_TASK PROMPT:_
Rewrite the items from the line with "- x-tick-label: 1560: [427, 388, 451, 400]" up to and including the line with "- crystal-polyhedron: [328, 479, 342, 491]", changing every "crystal-oxygen" to "oxygen-atom" and leaving everything else as it is.

_EXTRACTED MATERIAL:_
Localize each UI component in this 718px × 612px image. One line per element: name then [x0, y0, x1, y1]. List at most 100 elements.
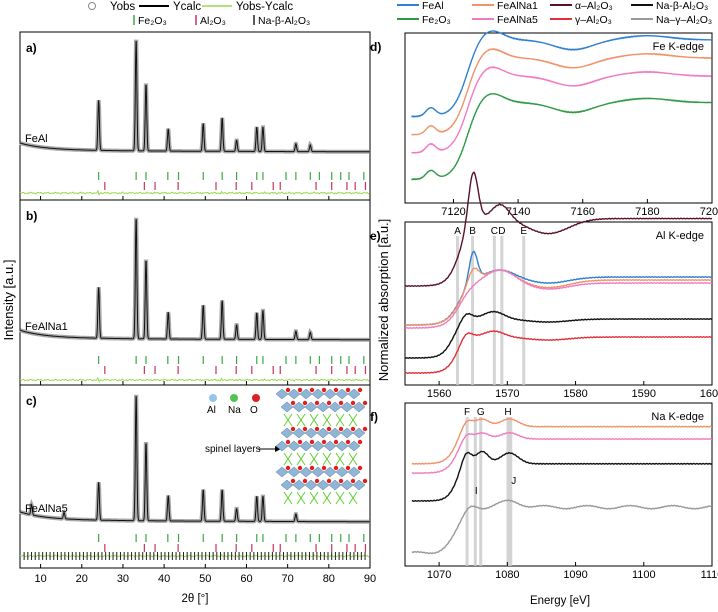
- x-tick-label: 1560: [427, 388, 451, 400]
- na-bond: [335, 413, 345, 427]
- xas-series-2: [404, 267, 713, 326]
- difference-series: [19, 376, 370, 383]
- crystal-polyhedron: [323, 466, 337, 478]
- x-tick-label: 1110: [701, 569, 718, 581]
- edge-marker-band: [509, 417, 513, 566]
- x-tick-label: 10: [34, 573, 46, 585]
- xas-series-1: [411, 431, 713, 475]
- legend-label: FeAlNa5: [497, 14, 538, 26]
- legend-label: Fe₂O₃: [422, 14, 451, 26]
- crystal-oxygen: [321, 465, 327, 471]
- crystal-oxygen: [362, 400, 368, 406]
- difference-series: [19, 189, 370, 196]
- crystal-oxygen: [309, 465, 315, 471]
- edge-marker-band: [500, 236, 504, 385]
- xas-series-2: [411, 66, 712, 154]
- crystal-oxygen: [290, 400, 296, 406]
- crystal-polyhedron: [352, 427, 366, 439]
- crystal-oxygen: [314, 400, 320, 406]
- inset-label: spinel layers: [205, 444, 261, 455]
- x-axis-label: Energy [eV]: [530, 595, 590, 607]
- crystal-oxygen: [338, 478, 344, 484]
- xas-series-0: [404, 171, 713, 288]
- x-tick-label: 60: [240, 573, 252, 585]
- crystal-polyhedron: [323, 440, 337, 452]
- x-tick-label: 1600: [700, 388, 718, 400]
- na-bond: [322, 491, 332, 505]
- xas-series-4: [404, 310, 713, 360]
- crystal-polyhedron: [275, 440, 289, 452]
- xas-series-1: [411, 48, 712, 136]
- x-axis-label: 2θ [°]: [182, 593, 209, 605]
- legend-label: Na–γ–Al₂O₃: [656, 14, 712, 26]
- crystal-oxygen: [338, 426, 344, 432]
- edge-marker-label: B: [469, 226, 476, 237]
- panel-label: b): [26, 209, 37, 223]
- crystal-oxygen: [345, 387, 351, 393]
- panel-frame: [19, 31, 371, 201]
- crystal-polyhedron: [328, 479, 342, 491]
- y-axis-label: Intensity [a.u.]: [1, 260, 16, 341]
- panel-frame: [404, 221, 713, 386]
- na-bond: [322, 413, 332, 427]
- na-bond: [348, 452, 358, 466]
- x-tick-label: 50: [199, 573, 211, 585]
- phase-legend-label: Fe₂O₃: [138, 15, 167, 27]
- na-bond: [309, 491, 319, 505]
- x-tick-label: 1570: [495, 388, 519, 400]
- crystal-polyhedron: [328, 427, 342, 439]
- panel-frame: [19, 199, 371, 386]
- crystal-oxygen: [302, 426, 308, 432]
- crystal-oxygen: [285, 387, 291, 393]
- crystal-oxygen: [302, 478, 308, 484]
- crystal-oxygen: [290, 426, 296, 432]
- crystal-oxygen: [338, 400, 344, 406]
- x-tick-label: 1080: [495, 569, 519, 581]
- crystal-polyhedron: [347, 388, 361, 400]
- na-bond: [283, 413, 293, 427]
- crystal-polyhedron: [340, 427, 354, 439]
- crystal-polyhedron: [311, 440, 325, 452]
- crystal-oxygen: [297, 465, 303, 471]
- na-bond: [296, 452, 306, 466]
- panel-label: c): [26, 394, 37, 408]
- x-tick-label: 7120: [441, 206, 465, 218]
- panel-frame: [404, 402, 713, 567]
- crystal-polyhedron: [292, 427, 306, 439]
- crystal-oxygen: [297, 439, 303, 445]
- crystal-polyhedron: [275, 388, 289, 400]
- legend-label: Yobs: [110, 1, 135, 13]
- legend-item-1: Ycalc: [139, 1, 201, 13]
- edge-marker-label: C: [491, 226, 498, 237]
- na-bond: [309, 413, 319, 427]
- x-tick-label: 1090: [563, 569, 587, 581]
- inset-legend-label: Al: [207, 405, 216, 416]
- legend-label: Ycalc: [173, 1, 201, 13]
- inset-atom-al: [209, 394, 217, 402]
- xas-panel-3: FG H I J Na K-edge f) 1070 1080 1090 1100 1110: [370, 402, 718, 581]
- xas-series-0: [411, 30, 712, 118]
- legend-item-2: Yobs-Ycalc: [202, 1, 293, 13]
- na-bond: [296, 491, 306, 505]
- crystal-polyhedron: [328, 401, 342, 413]
- crystal-oxygen: [309, 387, 315, 393]
- xas-series-2: [411, 450, 713, 502]
- crystal-oxygen: [350, 426, 356, 432]
- crystal-polyhedron: [287, 388, 301, 400]
- crystal-oxygen: [333, 439, 339, 445]
- crystal-polyhedron: [316, 401, 330, 413]
- xas-series-3: [411, 93, 712, 181]
- crystal-polyhedron: [340, 479, 354, 491]
- crystal-oxygen: [314, 478, 320, 484]
- ycalc-series: [19, 41, 370, 153]
- sample-label: FeAl: [25, 133, 48, 145]
- inset-legend-label: O: [250, 405, 258, 416]
- phase-legend-label: Na-β-Al₂O₃: [258, 15, 310, 27]
- crystal-oxygen: [333, 387, 339, 393]
- crystal-oxygen: [357, 465, 363, 471]
- x-tick-label: 1590: [632, 388, 656, 400]
- na-bond: [335, 491, 345, 505]
- crystal-polyhedron: [323, 388, 337, 400]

_WRITTEN ANSWER:_
- x-tick-label: 1560: [427, 388, 451, 400]
- na-bond: [335, 413, 345, 427]
- xas-series-2: [404, 267, 713, 326]
- difference-series: [19, 376, 370, 383]
- crystal-polyhedron: [323, 466, 337, 478]
- x-tick-label: 1110: [701, 569, 718, 581]
- edge-marker-band: [509, 417, 513, 566]
- x-tick-label: 10: [34, 573, 46, 585]
- xas-series-1: [411, 431, 713, 475]
- legend-label: FeAlNa5: [497, 14, 538, 26]
- legend-label: Fe₂O₃: [422, 14, 451, 26]
- oxygen-atom: [321, 465, 327, 471]
- oxygen-atom: [362, 400, 368, 406]
- difference-series: [19, 189, 370, 196]
- oxygen-atom: [309, 465, 315, 471]
- edge-marker-band: [500, 236, 504, 385]
- xas-series-2: [411, 66, 712, 154]
- oxygen-atom: [290, 400, 296, 406]
- crystal-polyhedron: [352, 427, 366, 439]
- oxygen-atom: [314, 400, 320, 406]
- inset-label: spinel layers: [205, 444, 261, 455]
- x-axis-label: Energy [eV]: [530, 595, 590, 607]
- oxygen-atom: [338, 478, 344, 484]
- xas-series-0: [404, 171, 713, 288]
- x-tick-label: 60: [240, 573, 252, 585]
- crystal-polyhedron: [323, 440, 337, 452]
- x-tick-label: 1600: [700, 388, 718, 400]
- na-bond: [322, 491, 332, 505]
- xas-series-4: [404, 310, 713, 360]
- crystal-polyhedron: [275, 440, 289, 452]
- xas-series-1: [411, 48, 712, 136]
- x-axis-label: 2θ [°]: [182, 593, 209, 605]
- legend-label: Na–γ–Al₂O₃: [656, 14, 712, 26]
- oxygen-atom: [338, 426, 344, 432]
- edge-marker-label: B: [469, 226, 476, 237]
- panel-label: b): [26, 209, 37, 223]
- oxygen-atom: [345, 387, 351, 393]
- panel-frame: [19, 31, 371, 201]
- crystal-polyhedron: [328, 479, 342, 491]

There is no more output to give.